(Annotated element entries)
** START **

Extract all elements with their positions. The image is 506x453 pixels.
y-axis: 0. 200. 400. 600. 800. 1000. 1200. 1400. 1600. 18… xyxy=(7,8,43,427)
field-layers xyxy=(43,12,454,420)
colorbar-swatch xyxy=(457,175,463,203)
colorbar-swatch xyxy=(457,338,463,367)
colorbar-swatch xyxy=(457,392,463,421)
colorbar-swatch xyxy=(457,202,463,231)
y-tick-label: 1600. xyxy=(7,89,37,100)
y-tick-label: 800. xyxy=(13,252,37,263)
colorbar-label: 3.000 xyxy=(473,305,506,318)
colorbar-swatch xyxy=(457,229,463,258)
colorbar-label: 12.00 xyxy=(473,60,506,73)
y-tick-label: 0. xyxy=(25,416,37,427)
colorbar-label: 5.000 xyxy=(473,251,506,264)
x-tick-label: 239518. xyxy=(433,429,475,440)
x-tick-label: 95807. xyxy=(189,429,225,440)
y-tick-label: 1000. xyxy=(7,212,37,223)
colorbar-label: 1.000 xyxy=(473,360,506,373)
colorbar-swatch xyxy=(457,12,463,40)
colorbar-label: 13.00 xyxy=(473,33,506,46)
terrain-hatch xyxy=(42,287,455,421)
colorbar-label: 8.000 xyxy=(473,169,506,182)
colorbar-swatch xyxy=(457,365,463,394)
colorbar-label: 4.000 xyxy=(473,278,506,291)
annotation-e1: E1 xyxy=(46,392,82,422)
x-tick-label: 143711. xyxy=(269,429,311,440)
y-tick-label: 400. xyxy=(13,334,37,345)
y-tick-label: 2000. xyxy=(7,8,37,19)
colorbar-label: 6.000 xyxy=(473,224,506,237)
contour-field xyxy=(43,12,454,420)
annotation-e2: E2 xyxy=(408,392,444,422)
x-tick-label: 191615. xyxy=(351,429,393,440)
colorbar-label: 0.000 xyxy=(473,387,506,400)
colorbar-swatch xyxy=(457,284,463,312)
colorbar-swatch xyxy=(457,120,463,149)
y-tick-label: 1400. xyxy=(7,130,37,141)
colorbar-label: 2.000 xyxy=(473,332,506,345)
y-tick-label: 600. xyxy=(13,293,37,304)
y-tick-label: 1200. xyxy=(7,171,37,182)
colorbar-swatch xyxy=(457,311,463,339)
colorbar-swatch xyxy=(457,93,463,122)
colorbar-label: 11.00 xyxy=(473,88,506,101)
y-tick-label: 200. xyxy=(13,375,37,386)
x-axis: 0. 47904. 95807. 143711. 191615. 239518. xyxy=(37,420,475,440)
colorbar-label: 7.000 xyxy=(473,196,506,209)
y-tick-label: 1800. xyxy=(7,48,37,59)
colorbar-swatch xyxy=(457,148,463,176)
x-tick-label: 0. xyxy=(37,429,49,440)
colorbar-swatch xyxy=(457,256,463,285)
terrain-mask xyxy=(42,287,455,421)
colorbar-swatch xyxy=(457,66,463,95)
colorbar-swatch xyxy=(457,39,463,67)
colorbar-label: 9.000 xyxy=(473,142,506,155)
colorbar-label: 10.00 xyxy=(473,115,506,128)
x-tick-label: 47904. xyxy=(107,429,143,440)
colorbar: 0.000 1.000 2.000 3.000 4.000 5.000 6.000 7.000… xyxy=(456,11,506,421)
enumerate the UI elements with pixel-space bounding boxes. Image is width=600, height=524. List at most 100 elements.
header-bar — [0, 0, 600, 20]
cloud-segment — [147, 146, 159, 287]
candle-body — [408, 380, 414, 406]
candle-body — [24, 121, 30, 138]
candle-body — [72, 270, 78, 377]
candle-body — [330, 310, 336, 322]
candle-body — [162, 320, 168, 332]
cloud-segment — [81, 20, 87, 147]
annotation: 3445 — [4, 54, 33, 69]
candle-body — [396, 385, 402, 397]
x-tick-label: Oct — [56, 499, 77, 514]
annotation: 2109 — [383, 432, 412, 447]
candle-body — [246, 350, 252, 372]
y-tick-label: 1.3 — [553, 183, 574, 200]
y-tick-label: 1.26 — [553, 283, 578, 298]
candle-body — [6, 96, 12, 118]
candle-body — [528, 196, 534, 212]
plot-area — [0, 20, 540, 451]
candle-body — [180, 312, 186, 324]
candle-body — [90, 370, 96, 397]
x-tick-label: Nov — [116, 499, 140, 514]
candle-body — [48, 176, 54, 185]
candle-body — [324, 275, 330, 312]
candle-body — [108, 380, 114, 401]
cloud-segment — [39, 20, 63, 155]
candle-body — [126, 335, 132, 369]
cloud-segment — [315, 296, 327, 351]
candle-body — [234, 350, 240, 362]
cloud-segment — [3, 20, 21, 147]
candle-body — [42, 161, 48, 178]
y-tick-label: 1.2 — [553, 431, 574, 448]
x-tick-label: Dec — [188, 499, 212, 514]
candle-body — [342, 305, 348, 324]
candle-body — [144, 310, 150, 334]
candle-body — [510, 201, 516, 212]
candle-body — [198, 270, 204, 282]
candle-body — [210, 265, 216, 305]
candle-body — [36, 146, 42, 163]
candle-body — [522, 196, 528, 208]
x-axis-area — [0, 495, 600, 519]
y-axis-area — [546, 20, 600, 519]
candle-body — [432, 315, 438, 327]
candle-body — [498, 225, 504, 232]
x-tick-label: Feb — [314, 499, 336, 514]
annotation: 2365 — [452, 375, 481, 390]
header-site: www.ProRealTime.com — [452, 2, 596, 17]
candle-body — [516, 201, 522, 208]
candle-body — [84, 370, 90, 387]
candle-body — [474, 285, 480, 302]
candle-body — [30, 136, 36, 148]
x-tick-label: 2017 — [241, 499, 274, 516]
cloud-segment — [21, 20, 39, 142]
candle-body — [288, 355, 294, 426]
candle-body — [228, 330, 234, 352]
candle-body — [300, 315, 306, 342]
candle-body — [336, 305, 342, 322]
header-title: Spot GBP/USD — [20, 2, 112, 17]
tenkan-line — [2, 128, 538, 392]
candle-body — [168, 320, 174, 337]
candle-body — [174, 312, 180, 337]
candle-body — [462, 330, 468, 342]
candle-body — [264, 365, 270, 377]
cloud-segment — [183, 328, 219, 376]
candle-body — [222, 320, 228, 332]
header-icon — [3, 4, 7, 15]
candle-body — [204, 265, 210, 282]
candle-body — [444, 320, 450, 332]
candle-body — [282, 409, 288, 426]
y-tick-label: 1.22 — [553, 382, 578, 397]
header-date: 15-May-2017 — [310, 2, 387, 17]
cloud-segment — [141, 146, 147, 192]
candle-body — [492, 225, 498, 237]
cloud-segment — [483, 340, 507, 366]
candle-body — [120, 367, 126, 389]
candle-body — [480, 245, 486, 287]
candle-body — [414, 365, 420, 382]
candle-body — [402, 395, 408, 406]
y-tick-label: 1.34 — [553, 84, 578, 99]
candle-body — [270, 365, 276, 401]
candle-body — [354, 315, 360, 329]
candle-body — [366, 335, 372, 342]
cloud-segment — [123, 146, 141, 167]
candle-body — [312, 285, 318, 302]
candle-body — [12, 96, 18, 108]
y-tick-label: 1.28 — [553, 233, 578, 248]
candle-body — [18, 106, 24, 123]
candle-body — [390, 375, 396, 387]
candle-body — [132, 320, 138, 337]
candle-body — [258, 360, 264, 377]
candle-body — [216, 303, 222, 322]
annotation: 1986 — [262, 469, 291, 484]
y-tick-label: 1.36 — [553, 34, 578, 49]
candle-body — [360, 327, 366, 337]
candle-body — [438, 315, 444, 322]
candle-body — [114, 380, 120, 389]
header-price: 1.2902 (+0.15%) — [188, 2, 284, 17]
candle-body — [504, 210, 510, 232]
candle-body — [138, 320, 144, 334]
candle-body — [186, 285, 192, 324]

** END **

Task requirements:
Copy out every line of the material above word for word.

Written reply:
Extract all elements with their positions. The image is 506x453 pixels.
y-axis: 0. 200. 400. 600. 800. 1000. 1200. 1400. 1600. 18… xyxy=(7,8,43,427)
field-layers xyxy=(43,12,454,420)
colorbar-swatch xyxy=(457,175,463,203)
colorbar-swatch xyxy=(457,338,463,367)
colorbar-swatch xyxy=(457,392,463,421)
colorbar-swatch xyxy=(457,202,463,231)
y-tick-label: 1600. xyxy=(7,89,37,100)
y-tick-label: 800. xyxy=(13,252,37,263)
colorbar-label: 3.000 xyxy=(473,305,506,318)
colorbar-swatch xyxy=(457,229,463,258)
colorbar-label: 12.00 xyxy=(473,60,506,73)
y-tick-label: 0. xyxy=(25,416,37,427)
colorbar-label: 5.000 xyxy=(473,251,506,264)
x-tick-label: 239518. xyxy=(433,429,475,440)
x-tick-label: 95807. xyxy=(189,429,225,440)
y-tick-label: 1000. xyxy=(7,212,37,223)
colorbar-label: 1.000 xyxy=(473,360,506,373)
colorbar-swatch xyxy=(457,12,463,40)
colorbar-label: 13.00 xyxy=(473,33,506,46)
terrain-hatch xyxy=(42,287,455,421)
colorbar-label: 8.000 xyxy=(473,169,506,182)
colorbar-swatch xyxy=(457,365,463,394)
colorbar-label: 4.000 xyxy=(473,278,506,291)
annotation-e1: E1 xyxy=(46,392,82,422)
x-tick-label: 143711. xyxy=(269,429,311,440)
y-tick-label: 400. xyxy=(13,334,37,345)
y-tick-label: 2000. xyxy=(7,8,37,19)
colorbar-label: 6.000 xyxy=(473,224,506,237)
contour-field xyxy=(43,12,454,420)
annotation-e2: E2 xyxy=(408,392,444,422)
x-tick-label: 191615. xyxy=(351,429,393,440)
colorbar-label: 0.000 xyxy=(473,387,506,400)
colorbar-swatch xyxy=(457,284,463,312)
colorbar-swatch xyxy=(457,120,463,149)
y-tick-label: 1400. xyxy=(7,130,37,141)
colorbar-label: 2.000 xyxy=(473,332,506,345)
y-tick-label: 600. xyxy=(13,293,37,304)
y-tick-label: 1200. xyxy=(7,171,37,182)
colorbar-swatch xyxy=(457,311,463,339)
colorbar-swatch xyxy=(457,93,463,122)
colorbar-label: 11.00 xyxy=(473,88,506,101)
y-tick-label: 200. xyxy=(13,375,37,386)
x-axis: 0. 47904. 95807. 143711. 191615. 239518. xyxy=(37,420,475,440)
colorbar-label: 7.000 xyxy=(473,196,506,209)
y-tick-label: 1800. xyxy=(7,48,37,59)
colorbar-swatch xyxy=(457,148,463,176)
x-tick-label: 0. xyxy=(37,429,49,440)
colorbar-swatch xyxy=(457,256,463,285)
terrain-mask xyxy=(42,287,455,421)
colorbar-swatch xyxy=(457,66,463,95)
colorbar-swatch xyxy=(457,39,463,67)
colorbar-label: 9.000 xyxy=(473,142,506,155)
colorbar-label: 10.00 xyxy=(473,115,506,128)
x-tick-label: 47904. xyxy=(107,429,143,440)
colorbar: 0.000 1.000 2.000 3.000 4.000 5.000 6.000 7.000… xyxy=(456,11,506,421)
enumerate the UI elements with pixel-space bounding boxes. Image is width=600, height=524. List at most 100 elements.
header-bar — [0, 0, 600, 20]
cloud-segment — [147, 146, 159, 287]
candle-body — [408, 380, 414, 406]
candle-body — [24, 121, 30, 138]
candle-body — [72, 270, 78, 377]
candle-body — [330, 310, 336, 322]
candle-body — [162, 320, 168, 332]
cloud-segment — [81, 20, 87, 147]
annotation: 3445 — [4, 54, 33, 69]
candle-body — [396, 385, 402, 397]
x-tick-label: Oct — [56, 499, 77, 514]
annotation: 2109 — [383, 432, 412, 447]
candle-body — [246, 350, 252, 372]
y-tick-label: 1.3 — [553, 183, 574, 200]
y-tick-label: 1.26 — [553, 283, 578, 298]
candle-body — [6, 96, 12, 118]
candle-body — [528, 196, 534, 212]
plot-area — [0, 20, 540, 451]
candle-body — [180, 312, 186, 324]
candle-body — [90, 370, 96, 397]
x-tick-label: Nov — [116, 499, 140, 514]
candle-body — [48, 176, 54, 185]
candle-body — [324, 275, 330, 312]
candle-body — [108, 380, 114, 401]
cloud-segment — [39, 20, 63, 155]
candle-body — [126, 335, 132, 369]
cloud-segment — [315, 296, 327, 351]
candle-body — [234, 350, 240, 362]
cloud-segment — [3, 20, 21, 147]
candle-body — [42, 161, 48, 178]
y-tick-label: 1.2 — [553, 431, 574, 448]
x-tick-label: Dec — [188, 499, 212, 514]
candle-body — [342, 305, 348, 324]
candle-body — [144, 310, 150, 334]
candle-body — [510, 201, 516, 212]
candle-body — [198, 270, 204, 282]
candle-body — [210, 265, 216, 305]
candle-body — [36, 146, 42, 163]
candle-body — [522, 196, 528, 208]
x-axis-area — [0, 495, 600, 519]
y-axis-area — [546, 20, 600, 519]
candle-body — [432, 315, 438, 327]
candle-body — [498, 225, 504, 232]
x-tick-label: Feb — [314, 499, 336, 514]
annotation: 2365 — [452, 375, 481, 390]
header-site: www.ProRealTime.com — [452, 2, 596, 17]
candle-body — [516, 201, 522, 208]
candle-body — [84, 370, 90, 387]
candle-body — [474, 285, 480, 302]
candle-body — [30, 136, 36, 148]
x-tick-label: 2017 — [241, 499, 274, 516]
cloud-segment — [21, 20, 39, 142]
candle-body — [288, 355, 294, 426]
candle-body — [228, 330, 234, 352]
candle-body — [300, 315, 306, 342]
candle-body — [336, 305, 342, 322]
header-title: Spot GBP/USD — [20, 2, 112, 17]
tenkan-line — [2, 128, 538, 392]
candle-body — [168, 320, 174, 337]
candle-body — [174, 312, 180, 337]
candle-body — [462, 330, 468, 342]
candle-body — [264, 365, 270, 377]
cloud-segment — [183, 328, 219, 376]
candle-body — [222, 320, 228, 332]
header-icon — [3, 4, 7, 15]
candle-body — [204, 265, 210, 282]
candle-body — [444, 320, 450, 332]
candle-body — [282, 409, 288, 426]
y-tick-label: 1.22 — [553, 382, 578, 397]
header-date: 15-May-2017 — [310, 2, 387, 17]
cloud-segment — [141, 146, 147, 192]
candle-body — [492, 225, 498, 237]
cloud-segment — [483, 340, 507, 366]
candle-body — [120, 367, 126, 389]
candle-body — [480, 245, 486, 287]
candle-body — [414, 365, 420, 382]
candle-body — [402, 395, 408, 406]
y-tick-label: 1.34 — [553, 84, 578, 99]
candle-body — [270, 365, 276, 401]
candle-body — [354, 315, 360, 329]
candle-body — [366, 335, 372, 342]
cloud-segment — [123, 146, 141, 167]
candle-body — [312, 285, 318, 302]
candle-body — [12, 96, 18, 108]
y-tick-label: 1.28 — [553, 233, 578, 248]
candle-body — [18, 106, 24, 123]
candle-body — [390, 375, 396, 387]
candle-body — [132, 320, 138, 337]
candle-body — [258, 360, 264, 377]
candle-body — [216, 303, 222, 322]
annotation: 1986 — [262, 469, 291, 484]
y-tick-label: 1.36 — [553, 34, 578, 49]
candle-body — [360, 327, 366, 337]
candle-body — [438, 315, 444, 322]
candle-body — [114, 380, 120, 389]
header-price: 1.2902 (+0.15%) — [188, 2, 284, 17]
candle-body — [504, 210, 510, 232]
candle-body — [138, 320, 144, 334]
candle-body — [186, 285, 192, 324]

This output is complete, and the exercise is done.